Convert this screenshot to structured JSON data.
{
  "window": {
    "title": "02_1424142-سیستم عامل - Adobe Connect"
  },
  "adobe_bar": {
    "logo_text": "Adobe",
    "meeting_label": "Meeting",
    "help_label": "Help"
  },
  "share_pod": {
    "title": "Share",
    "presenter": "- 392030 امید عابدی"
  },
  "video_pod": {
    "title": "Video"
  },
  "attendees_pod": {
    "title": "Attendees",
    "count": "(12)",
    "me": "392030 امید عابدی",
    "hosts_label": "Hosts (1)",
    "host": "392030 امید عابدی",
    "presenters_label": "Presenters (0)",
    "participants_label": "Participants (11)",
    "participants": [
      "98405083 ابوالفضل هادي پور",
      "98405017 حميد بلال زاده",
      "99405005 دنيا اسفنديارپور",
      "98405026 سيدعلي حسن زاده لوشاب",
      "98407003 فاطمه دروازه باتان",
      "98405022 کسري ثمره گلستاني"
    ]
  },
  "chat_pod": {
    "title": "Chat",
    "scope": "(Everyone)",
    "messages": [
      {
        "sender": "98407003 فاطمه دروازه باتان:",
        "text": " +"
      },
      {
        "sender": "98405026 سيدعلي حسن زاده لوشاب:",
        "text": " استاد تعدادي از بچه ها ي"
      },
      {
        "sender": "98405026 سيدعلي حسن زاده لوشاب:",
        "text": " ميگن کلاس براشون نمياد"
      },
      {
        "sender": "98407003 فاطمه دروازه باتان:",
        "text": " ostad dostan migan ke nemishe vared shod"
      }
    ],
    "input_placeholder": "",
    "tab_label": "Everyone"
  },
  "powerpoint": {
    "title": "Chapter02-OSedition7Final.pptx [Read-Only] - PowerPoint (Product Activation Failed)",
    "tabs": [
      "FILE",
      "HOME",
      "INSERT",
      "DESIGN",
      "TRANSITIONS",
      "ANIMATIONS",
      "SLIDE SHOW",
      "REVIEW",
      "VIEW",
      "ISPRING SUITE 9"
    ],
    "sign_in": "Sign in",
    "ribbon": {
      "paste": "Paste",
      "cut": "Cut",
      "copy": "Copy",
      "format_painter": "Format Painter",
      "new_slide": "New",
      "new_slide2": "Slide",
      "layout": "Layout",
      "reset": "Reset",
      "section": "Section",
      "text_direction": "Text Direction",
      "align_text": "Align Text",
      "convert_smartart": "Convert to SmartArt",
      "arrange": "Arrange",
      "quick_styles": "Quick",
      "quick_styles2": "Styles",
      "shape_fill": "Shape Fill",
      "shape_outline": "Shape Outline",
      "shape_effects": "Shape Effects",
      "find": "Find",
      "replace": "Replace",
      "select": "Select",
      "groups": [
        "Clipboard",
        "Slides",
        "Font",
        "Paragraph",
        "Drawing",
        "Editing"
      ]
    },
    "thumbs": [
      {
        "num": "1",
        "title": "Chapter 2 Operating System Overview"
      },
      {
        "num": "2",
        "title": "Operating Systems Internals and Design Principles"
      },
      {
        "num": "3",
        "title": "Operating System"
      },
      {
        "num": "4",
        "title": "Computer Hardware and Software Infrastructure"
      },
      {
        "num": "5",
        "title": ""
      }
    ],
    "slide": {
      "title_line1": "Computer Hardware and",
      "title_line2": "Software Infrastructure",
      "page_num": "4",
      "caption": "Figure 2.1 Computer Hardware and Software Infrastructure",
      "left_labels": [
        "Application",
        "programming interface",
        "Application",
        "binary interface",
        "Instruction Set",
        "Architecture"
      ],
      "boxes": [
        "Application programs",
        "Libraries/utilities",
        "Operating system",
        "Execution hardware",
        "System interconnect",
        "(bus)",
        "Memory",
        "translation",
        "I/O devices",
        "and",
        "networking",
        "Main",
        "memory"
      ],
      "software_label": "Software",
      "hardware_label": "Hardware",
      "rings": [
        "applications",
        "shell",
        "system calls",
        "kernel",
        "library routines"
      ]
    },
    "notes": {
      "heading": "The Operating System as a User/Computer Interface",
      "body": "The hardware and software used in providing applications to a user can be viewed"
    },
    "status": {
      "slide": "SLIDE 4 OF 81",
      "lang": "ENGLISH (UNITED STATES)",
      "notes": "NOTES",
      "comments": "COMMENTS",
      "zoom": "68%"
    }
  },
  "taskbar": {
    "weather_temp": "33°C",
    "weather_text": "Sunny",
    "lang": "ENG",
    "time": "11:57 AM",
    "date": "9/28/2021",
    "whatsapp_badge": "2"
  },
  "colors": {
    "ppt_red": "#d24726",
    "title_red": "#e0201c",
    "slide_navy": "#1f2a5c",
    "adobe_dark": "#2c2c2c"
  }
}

What you will do: Extract all the entries word for word.

Correct response:
Convert this screenshot to structured JSON data.
{
  "window": {
    "title": "02_1424142-سیستم عامل - Adobe Connect"
  },
  "adobe_bar": {
    "logo_text": "Adobe",
    "meeting_label": "Meeting",
    "help_label": "Help"
  },
  "share_pod": {
    "title": "Share",
    "presenter": "- 392030 امید عابدی"
  },
  "video_pod": {
    "title": "Video"
  },
  "attendees_pod": {
    "title": "Attendees",
    "count": "(12)",
    "me": "392030 امید عابدی",
    "hosts_label": "Hosts (1)",
    "host": "392030 امید عابدی",
    "presenters_label": "Presenters (0)",
    "participants_label": "Participants (11)",
    "participants": [
      "98405083 ابوالفضل هادي پور",
      "98405017 حميد بلال زاده",
      "99405005 دنيا اسفنديارپور",
      "98405026 سيدعلي حسن زاده لوشاب",
      "98407003 فاطمه دروازه باتان",
      "98405022 کسري ثمره گلستاني"
    ]
  },
  "chat_pod": {
    "title": "Chat",
    "scope": "(Everyone)",
    "messages": [
      {
        "sender": "98407003 فاطمه دروازه باتان:",
        "text": " +"
      },
      {
        "sender": "98405026 سيدعلي حسن زاده لوشاب:",
        "text": " استاد تعدادي از بچه ها ي"
      },
      {
        "sender": "98405026 سيدعلي حسن زاده لوشاب:",
        "text": " ميگن کلاس براشون نمياد"
      },
      {
        "sender": "98407003 فاطمه دروازه باتان:",
        "text": " ostad dostan migan ke nemishe vared shod"
      }
    ],
    "input_placeholder": "",
    "tab_label": "Everyone"
  },
  "powerpoint": {
    "title": "Chapter02-OSedition7Final.pptx [Read-Only] - PowerPoint (Product Activation Failed)",
    "tabs": [
      "FILE",
      "HOME",
      "INSERT",
      "DESIGN",
      "TRANSITIONS",
      "ANIMATIONS",
      "SLIDE SHOW",
      "REVIEW",
      "VIEW",
      "ISPRING SUITE 9"
    ],
    "sign_in": "Sign in",
    "ribbon": {
      "paste": "Paste",
      "cut": "Cut",
      "copy": "Copy",
      "format_painter": "Format Painter",
      "new_slide": "New",
      "new_slide2": "Slide",
      "layout": "Layout",
      "reset": "Reset",
      "section": "Section",
      "text_direction": "Text Direction",
      "align_text": "Align Text",
      "convert_smartart": "Convert to SmartArt",
      "arrange": "Arrange",
      "quick_styles": "Quick",
      "quick_styles2": "Styles",
      "shape_fill": "Shape Fill",
      "shape_outline": "Shape Outline",
      "shape_effects": "Shape Effects",
      "find": "Find",
      "replace": "Replace",
      "select": "Select",
      "groups": [
        "Clipboard",
        "Slides",
        "Font",
        "Paragraph",
        "Drawing",
        "Editing"
      ]
    },
    "thumbs": [
      {
        "num": "1",
        "title": "Chapter 2 Operating System Overview"
      },
      {
        "num": "2",
        "title": "Operating Systems Internals and Design Principles"
      },
      {
        "num": "3",
        "title": "Operating System"
      },
      {
        "num": "4",
        "title": "Computer Hardware and Software Infrastructure"
      },
      {
        "num": "5",
        "title": ""
      }
    ],
    "slide": {
      "title_line1": "Computer Hardware and",
      "title_line2": "Software Infrastructure",
      "page_num": "4",
      "caption": "Figure 2.1 Computer Hardware and Software Infrastructure",
      "left_labels": [
        "Application",
        "programming interface",
        "Application",
        "binary interface",
        "Instruction Set",
        "Architecture"
      ],
      "boxes": [
        "Application programs",
        "Libraries/utilities",
        "Operating system",
        "Execution hardware",
        "System interconnect",
        "(bus)",
        "Memory",
        "translation",
        "I/O devices",
        "and",
        "networking",
        "Main",
        "memory"
      ],
      "software_label": "Software",
      "hardware_label": "Hardware",
      "rings": [
        "applications",
        "shell",
        "system calls",
        "kernel",
        "library routines"
      ]
    },
    "notes": {
      "heading": "The Operating System as a User/Computer Interface",
      "body": "The hardware and software used in providing applications to a user can be viewed"
    },
    "status": {
      "slide": "SLIDE 4 OF 81",
      "lang": "ENGLISH (UNITED STATES)",
      "notes": "NOTES",
      "comments": "COMMENTS",
      "zoom": "68%"
    }
  },
  "taskbar": {
    "weather_temp": "33°C",
    "weather_text": "Sunny",
    "lang": "ENG",
    "time": "11:57 AM",
    "date": "9/28/2021",
    "whatsapp_badge": "2"
  },
  "colors": {
    "ppt_red": "#d24726",
    "title_red": "#e0201c",
    "slide_navy": "#1f2a5c",
    "adobe_dark": "#2c2c2c"
  }
}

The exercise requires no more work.